What is the number of lines containing the word "this"? Please answer with that number and nothing more.
────────
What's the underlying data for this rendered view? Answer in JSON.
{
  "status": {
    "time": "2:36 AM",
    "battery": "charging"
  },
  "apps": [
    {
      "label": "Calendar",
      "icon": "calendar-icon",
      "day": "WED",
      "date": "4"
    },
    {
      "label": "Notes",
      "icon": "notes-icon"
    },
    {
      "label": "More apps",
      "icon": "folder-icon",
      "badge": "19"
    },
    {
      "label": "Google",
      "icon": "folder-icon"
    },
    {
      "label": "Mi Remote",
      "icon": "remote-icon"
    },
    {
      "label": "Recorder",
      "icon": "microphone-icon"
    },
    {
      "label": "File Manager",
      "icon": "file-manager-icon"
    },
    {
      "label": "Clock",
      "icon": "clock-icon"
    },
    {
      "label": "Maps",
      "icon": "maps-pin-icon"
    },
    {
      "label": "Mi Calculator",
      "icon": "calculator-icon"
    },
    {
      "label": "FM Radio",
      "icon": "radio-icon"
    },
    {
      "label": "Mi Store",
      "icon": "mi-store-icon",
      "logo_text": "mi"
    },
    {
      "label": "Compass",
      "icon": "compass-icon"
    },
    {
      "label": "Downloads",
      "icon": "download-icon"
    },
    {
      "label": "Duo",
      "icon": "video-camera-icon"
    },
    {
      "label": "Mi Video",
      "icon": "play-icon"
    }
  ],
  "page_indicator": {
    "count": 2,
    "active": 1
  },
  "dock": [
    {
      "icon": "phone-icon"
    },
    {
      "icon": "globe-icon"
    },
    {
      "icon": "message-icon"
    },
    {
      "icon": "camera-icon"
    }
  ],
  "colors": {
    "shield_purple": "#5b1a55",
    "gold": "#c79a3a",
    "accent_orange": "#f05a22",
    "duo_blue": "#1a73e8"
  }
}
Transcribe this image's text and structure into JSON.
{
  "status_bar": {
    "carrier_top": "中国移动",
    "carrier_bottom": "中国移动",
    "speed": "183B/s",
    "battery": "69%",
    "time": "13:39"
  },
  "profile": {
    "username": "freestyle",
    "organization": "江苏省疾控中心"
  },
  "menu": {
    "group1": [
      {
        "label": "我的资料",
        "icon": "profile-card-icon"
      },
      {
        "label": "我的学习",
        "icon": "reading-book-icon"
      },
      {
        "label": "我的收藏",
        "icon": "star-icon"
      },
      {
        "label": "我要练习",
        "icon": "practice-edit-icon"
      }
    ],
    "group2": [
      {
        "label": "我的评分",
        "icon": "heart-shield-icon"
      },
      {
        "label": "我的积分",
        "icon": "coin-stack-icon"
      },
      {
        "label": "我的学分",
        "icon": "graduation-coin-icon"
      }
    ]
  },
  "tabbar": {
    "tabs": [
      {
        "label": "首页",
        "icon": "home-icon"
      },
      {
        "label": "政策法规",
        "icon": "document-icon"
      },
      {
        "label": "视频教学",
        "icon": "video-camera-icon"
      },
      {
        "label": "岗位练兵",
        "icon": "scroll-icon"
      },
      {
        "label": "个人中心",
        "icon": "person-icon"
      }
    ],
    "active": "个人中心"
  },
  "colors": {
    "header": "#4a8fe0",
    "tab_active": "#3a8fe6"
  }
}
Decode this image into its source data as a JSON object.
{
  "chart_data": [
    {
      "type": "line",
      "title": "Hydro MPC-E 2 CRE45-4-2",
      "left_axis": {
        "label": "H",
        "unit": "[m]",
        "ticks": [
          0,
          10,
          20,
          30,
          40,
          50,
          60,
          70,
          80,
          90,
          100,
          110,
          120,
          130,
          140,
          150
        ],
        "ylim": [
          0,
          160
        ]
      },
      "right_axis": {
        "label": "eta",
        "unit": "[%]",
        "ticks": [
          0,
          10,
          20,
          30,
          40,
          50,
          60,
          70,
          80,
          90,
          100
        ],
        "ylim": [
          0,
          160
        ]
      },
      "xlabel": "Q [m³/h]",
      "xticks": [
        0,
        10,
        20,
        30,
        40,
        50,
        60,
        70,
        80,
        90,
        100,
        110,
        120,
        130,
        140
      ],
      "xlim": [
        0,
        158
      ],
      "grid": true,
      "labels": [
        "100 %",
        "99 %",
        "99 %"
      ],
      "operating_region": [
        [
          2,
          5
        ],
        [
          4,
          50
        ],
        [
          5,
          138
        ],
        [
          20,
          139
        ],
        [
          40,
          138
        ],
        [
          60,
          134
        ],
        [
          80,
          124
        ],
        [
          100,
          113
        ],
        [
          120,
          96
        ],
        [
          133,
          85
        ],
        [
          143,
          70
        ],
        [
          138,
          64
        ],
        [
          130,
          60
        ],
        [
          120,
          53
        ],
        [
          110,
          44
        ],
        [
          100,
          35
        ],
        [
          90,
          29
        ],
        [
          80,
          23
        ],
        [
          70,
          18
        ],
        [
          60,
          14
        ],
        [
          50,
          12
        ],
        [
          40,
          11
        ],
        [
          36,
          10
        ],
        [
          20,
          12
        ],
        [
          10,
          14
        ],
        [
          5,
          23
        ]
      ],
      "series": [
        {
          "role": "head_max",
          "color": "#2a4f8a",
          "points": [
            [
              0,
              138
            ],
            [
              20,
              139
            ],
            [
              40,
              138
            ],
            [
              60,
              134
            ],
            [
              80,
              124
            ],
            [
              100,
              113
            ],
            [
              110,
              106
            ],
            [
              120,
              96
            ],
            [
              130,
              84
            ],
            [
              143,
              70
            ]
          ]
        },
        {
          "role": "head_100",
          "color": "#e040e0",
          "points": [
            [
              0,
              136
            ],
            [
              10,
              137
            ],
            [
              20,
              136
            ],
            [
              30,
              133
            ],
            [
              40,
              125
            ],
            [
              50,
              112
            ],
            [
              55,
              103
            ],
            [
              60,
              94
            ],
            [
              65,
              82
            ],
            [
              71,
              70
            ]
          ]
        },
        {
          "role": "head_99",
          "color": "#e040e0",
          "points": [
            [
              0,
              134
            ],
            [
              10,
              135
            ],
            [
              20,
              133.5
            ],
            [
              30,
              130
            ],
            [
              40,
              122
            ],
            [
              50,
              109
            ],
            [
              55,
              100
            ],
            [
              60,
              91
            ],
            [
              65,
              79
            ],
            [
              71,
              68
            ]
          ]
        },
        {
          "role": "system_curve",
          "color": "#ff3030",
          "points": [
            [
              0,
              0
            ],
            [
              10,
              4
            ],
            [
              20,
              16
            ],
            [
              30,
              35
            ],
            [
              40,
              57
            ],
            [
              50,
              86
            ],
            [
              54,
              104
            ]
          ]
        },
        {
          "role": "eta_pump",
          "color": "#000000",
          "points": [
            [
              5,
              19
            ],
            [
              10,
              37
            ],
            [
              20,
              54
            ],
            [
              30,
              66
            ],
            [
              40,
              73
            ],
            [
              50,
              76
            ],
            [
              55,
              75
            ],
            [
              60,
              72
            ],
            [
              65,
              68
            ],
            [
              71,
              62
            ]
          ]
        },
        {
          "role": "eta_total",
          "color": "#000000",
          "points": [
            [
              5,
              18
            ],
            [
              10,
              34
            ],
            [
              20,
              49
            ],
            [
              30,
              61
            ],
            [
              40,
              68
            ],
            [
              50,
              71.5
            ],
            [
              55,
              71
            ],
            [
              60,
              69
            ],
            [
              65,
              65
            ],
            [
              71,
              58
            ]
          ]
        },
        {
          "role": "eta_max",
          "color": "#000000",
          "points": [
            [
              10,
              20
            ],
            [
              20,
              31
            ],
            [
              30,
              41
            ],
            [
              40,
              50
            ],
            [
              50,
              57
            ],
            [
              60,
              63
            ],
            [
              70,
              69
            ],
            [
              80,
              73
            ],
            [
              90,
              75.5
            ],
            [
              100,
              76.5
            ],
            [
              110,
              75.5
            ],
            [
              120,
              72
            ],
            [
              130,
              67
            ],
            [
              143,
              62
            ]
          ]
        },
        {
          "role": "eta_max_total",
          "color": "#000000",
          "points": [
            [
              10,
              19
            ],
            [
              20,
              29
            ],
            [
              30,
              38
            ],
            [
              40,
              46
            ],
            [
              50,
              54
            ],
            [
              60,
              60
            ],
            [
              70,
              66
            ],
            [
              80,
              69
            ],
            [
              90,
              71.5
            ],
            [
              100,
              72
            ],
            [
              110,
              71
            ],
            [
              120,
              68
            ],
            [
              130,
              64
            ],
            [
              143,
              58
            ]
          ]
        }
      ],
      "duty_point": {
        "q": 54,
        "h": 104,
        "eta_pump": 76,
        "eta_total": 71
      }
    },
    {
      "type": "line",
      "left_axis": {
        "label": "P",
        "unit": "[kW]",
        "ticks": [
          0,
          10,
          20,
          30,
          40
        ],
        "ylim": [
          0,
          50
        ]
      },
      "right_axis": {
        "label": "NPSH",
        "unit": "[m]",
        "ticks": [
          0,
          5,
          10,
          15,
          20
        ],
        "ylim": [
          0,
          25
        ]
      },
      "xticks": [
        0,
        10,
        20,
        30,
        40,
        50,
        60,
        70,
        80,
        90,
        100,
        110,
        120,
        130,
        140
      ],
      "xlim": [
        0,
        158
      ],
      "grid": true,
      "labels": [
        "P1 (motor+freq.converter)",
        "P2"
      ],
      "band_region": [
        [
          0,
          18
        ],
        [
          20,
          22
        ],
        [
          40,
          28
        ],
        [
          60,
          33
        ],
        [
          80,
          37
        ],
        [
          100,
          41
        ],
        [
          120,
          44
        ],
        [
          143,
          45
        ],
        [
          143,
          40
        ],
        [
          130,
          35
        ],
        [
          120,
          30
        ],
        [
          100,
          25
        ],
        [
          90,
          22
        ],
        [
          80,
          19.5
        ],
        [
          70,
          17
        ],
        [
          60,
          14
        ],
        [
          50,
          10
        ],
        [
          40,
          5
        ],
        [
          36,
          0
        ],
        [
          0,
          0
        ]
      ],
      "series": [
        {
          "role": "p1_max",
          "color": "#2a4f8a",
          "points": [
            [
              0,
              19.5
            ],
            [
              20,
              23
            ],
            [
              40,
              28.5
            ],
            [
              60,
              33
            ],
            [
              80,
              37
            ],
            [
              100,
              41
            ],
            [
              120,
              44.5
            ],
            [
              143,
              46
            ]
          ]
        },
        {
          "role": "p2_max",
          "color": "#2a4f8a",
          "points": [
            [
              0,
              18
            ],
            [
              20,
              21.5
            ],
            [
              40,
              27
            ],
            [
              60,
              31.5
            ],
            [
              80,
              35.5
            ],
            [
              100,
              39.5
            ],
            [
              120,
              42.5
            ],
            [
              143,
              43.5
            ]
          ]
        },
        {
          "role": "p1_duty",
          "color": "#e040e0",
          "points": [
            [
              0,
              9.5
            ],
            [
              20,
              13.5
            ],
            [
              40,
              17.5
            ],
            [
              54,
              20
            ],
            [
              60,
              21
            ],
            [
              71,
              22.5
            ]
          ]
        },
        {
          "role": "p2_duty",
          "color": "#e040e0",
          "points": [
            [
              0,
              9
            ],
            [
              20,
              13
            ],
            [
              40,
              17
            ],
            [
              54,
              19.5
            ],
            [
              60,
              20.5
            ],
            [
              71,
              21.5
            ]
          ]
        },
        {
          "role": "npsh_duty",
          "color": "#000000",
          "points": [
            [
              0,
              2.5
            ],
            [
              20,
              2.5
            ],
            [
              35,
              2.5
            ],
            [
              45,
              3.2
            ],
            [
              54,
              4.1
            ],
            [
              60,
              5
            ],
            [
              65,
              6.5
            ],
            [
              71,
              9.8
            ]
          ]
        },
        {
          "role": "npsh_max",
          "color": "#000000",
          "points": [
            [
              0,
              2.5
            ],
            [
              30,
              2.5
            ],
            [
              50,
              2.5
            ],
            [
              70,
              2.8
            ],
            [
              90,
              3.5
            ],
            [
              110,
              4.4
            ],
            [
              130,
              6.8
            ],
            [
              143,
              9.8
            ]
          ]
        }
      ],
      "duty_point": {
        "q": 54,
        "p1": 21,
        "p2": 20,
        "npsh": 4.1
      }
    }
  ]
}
────────
*Written response*
3